* **What the exercise asks**:
Set down each record exactly as written.

* **Source data**:
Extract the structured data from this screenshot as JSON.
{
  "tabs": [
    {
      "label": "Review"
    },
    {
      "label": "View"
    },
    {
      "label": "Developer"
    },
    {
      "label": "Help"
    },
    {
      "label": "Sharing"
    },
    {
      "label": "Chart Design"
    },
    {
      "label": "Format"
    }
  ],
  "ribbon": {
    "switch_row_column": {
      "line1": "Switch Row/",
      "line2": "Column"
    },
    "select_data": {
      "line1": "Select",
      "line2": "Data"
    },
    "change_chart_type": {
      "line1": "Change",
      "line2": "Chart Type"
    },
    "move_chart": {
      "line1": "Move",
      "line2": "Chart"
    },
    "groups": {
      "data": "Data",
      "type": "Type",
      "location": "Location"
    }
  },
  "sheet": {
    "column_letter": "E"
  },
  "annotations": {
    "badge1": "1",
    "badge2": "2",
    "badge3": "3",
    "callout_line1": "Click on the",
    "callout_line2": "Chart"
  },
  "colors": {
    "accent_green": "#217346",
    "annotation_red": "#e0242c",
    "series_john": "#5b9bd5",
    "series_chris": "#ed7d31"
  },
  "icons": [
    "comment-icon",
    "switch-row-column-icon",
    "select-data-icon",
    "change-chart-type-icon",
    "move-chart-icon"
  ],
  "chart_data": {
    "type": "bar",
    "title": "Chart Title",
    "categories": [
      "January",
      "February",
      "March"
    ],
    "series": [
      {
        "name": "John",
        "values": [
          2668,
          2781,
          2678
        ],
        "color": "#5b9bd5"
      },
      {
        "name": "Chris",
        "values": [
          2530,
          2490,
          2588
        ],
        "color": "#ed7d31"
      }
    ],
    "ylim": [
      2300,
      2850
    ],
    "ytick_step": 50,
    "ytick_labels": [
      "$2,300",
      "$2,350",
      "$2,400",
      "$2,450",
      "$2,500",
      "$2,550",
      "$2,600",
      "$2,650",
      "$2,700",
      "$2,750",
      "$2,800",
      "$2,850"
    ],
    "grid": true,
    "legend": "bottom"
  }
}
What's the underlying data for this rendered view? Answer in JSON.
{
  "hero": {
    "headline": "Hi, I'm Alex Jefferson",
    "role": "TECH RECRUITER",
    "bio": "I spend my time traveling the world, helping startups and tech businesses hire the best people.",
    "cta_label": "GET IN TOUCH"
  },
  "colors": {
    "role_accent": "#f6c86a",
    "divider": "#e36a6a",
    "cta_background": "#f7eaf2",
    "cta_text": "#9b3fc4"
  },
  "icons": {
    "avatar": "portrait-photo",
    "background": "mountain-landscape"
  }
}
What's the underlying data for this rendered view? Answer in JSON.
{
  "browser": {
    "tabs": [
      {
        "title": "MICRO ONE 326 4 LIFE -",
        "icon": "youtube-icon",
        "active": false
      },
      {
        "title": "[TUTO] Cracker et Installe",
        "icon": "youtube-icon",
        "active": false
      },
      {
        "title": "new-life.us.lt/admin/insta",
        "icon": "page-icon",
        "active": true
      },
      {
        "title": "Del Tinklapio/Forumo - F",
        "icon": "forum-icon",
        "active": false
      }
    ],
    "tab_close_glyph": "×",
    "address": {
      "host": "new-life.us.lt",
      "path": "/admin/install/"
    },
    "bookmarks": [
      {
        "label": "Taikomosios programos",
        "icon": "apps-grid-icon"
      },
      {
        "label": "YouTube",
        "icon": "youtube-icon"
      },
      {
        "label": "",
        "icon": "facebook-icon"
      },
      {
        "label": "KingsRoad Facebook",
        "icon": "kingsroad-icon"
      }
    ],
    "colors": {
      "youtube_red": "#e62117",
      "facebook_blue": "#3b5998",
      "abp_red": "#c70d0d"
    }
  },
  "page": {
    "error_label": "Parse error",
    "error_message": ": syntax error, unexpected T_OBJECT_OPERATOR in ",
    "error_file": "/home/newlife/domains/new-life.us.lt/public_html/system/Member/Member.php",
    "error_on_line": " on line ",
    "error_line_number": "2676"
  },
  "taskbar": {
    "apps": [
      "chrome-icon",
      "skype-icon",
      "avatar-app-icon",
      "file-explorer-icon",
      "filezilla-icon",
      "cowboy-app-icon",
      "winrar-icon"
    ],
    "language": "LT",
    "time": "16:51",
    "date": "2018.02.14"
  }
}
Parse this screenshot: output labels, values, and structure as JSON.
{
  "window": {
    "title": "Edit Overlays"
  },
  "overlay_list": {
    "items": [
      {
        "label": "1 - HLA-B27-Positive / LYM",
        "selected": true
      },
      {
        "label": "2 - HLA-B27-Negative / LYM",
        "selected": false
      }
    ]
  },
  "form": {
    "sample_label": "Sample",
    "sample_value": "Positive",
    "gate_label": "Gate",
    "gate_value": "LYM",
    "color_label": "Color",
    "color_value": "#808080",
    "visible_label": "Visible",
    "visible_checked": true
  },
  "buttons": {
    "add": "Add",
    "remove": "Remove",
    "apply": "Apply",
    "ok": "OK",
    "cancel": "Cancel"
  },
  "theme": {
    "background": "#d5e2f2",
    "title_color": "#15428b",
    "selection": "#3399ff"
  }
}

* **Exercise response**:
Extract the structured data from this screenshot as JSON.
{
  "tabs": [
    {
      "label": "Review"
    },
    {
      "label": "View"
    },
    {
      "label": "Developer"
    },
    {
      "label": "Help"
    },
    {
      "label": "Sharing"
    },
    {
      "label": "Chart Design"
    },
    {
      "label": "Format"
    }
  ],
  "ribbon": {
    "switch_row_column": {
      "line1": "Switch Row/",
      "line2": "Column"
    },
    "select_data": {
      "line1": "Select",
      "line2": "Data"
    },
    "change_chart_type": {
      "line1": "Change",
      "line2": "Chart Type"
    },
    "move_chart": {
      "line1": "Move",
      "line2": "Chart"
    },
    "groups": {
      "data": "Data",
      "type": "Type",
      "location": "Location"
    }
  },
  "sheet": {
    "column_letter": "E"
  },
  "annotations": {
    "badge1": "1",
    "badge2": "2",
    "badge3": "3",
    "callout_line1": "Click on the",
    "callout_line2": "Chart"
  },
  "colors": {
    "accent_green": "#217346",
    "annotation_red": "#e0242c",
    "series_john": "#5b9bd5",
    "series_chris": "#ed7d31"
  },
  "icons": [
    "comment-icon",
    "switch-row-column-icon",
    "select-data-icon",
    "change-chart-type-icon",
    "move-chart-icon"
  ],
  "chart_data": {
    "type": "bar",
    "title": "Chart Title",
    "categories": [
      "January",
      "February",
      "March"
    ],
    "series": [
      {
        "name": "John",
        "values": [
          2668,
          2781,
          2678
        ],
        "color": "#5b9bd5"
      },
      {
        "name": "Chris",
        "values": [
          2530,
          2490,
          2588
        ],
        "color": "#ed7d31"
      }
    ],
    "ylim": [
      2300,
      2850
    ],
    "ytick_step": 50,
    "ytick_labels": [
      "$2,300",
      "$2,350",
      "$2,400",
      "$2,450",
      "$2,500",
      "$2,550",
      "$2,600",
      "$2,650",
      "$2,700",
      "$2,750",
      "$2,800",
      "$2,850"
    ],
    "grid": true,
    "legend": "bottom"
  }
}
What's the underlying data for this rendered view? Answer in JSON.
{
  "hero": {
    "headline": "Hi, I'm Alex Jefferson",
    "role": "TECH RECRUITER",
    "bio": "I spend my time traveling the world, helping startups and tech businesses hire the best people.",
    "cta_label": "GET IN TOUCH"
  },
  "colors": {
    "role_accent": "#f6c86a",
    "divider": "#e36a6a",
    "cta_background": "#f7eaf2",
    "cta_text": "#9b3fc4"
  },
  "icons": {
    "avatar": "portrait-photo",
    "background": "mountain-landscape"
  }
}
What's the underlying data for this rendered view? Answer in JSON.
{
  "browser": {
    "tabs": [
      {
        "title": "MICRO ONE 326 4 LIFE -",
        "icon": "youtube-icon",
        "active": false
      },
      {
        "title": "[TUTO] Cracker et Installe",
        "icon": "youtube-icon",
        "active": false
      },
      {
        "title": "new-life.us.lt/admin/insta",
        "icon": "page-icon",
        "active": true
      },
      {
        "title": "Del Tinklapio/Forumo - F",
        "icon": "forum-icon",
        "active": false
      }
    ],
    "tab_close_glyph": "×",
    "address": {
      "host": "new-life.us.lt",
      "path": "/admin/install/"
    },
    "bookmarks": [
      {
        "label": "Taikomosios programos",
        "icon": "apps-grid-icon"
      },
      {
        "label": "YouTube",
        "icon": "youtube-icon"
      },
      {
        "label": "",
        "icon": "facebook-icon"
      },
      {
        "label": "KingsRoad Facebook",
        "icon": "kingsroad-icon"
      }
    ],
    "colors": {
      "youtube_red": "#e62117",
      "facebook_blue": "#3b5998",
      "abp_red": "#c70d0d"
    }
  },
  "page": {
    "error_label": "Parse error",
    "error_message": ": syntax error, unexpected T_OBJECT_OPERATOR in ",
    "error_file": "/home/newlife/domains/new-life.us.lt/public_html/system/Member/Member.php",
    "error_on_line": " on line ",
    "error_line_number": "2676"
  },
  "taskbar": {
    "apps": [
      "chrome-icon",
      "skype-icon",
      "avatar-app-icon",
      "file-explorer-icon",
      "filezilla-icon",
      "cowboy-app-icon",
      "winrar-icon"
    ],
    "language": "LT",
    "time": "16:51",
    "date": "2018.02.14"
  }
}
Parse this screenshot: output labels, values, and structure as JSON.
{
  "window": {
    "title": "Edit Overlays"
  },
  "overlay_list": {
    "items": [
      {
        "label": "1 - HLA-B27-Positive / LYM",
        "selected": true
      },
      {
        "label": "2 - HLA-B27-Negative / LYM",
        "selected": false
      }
    ]
  },
  "form": {
    "sample_label": "Sample",
    "sample_value": "Positive",
    "gate_label": "Gate",
    "gate_value": "LYM",
    "color_label": "Color",
    "color_value": "#808080",
    "visible_label": "Visible",
    "visible_checked": true
  },
  "buttons": {
    "add": "Add",
    "remove": "Remove",
    "apply": "Apply",
    "ok": "OK",
    "cancel": "Cancel"
  },
  "theme": {
    "background": "#d5e2f2",
    "title_color": "#15428b",
    "selection": "#3399ff"
  }
}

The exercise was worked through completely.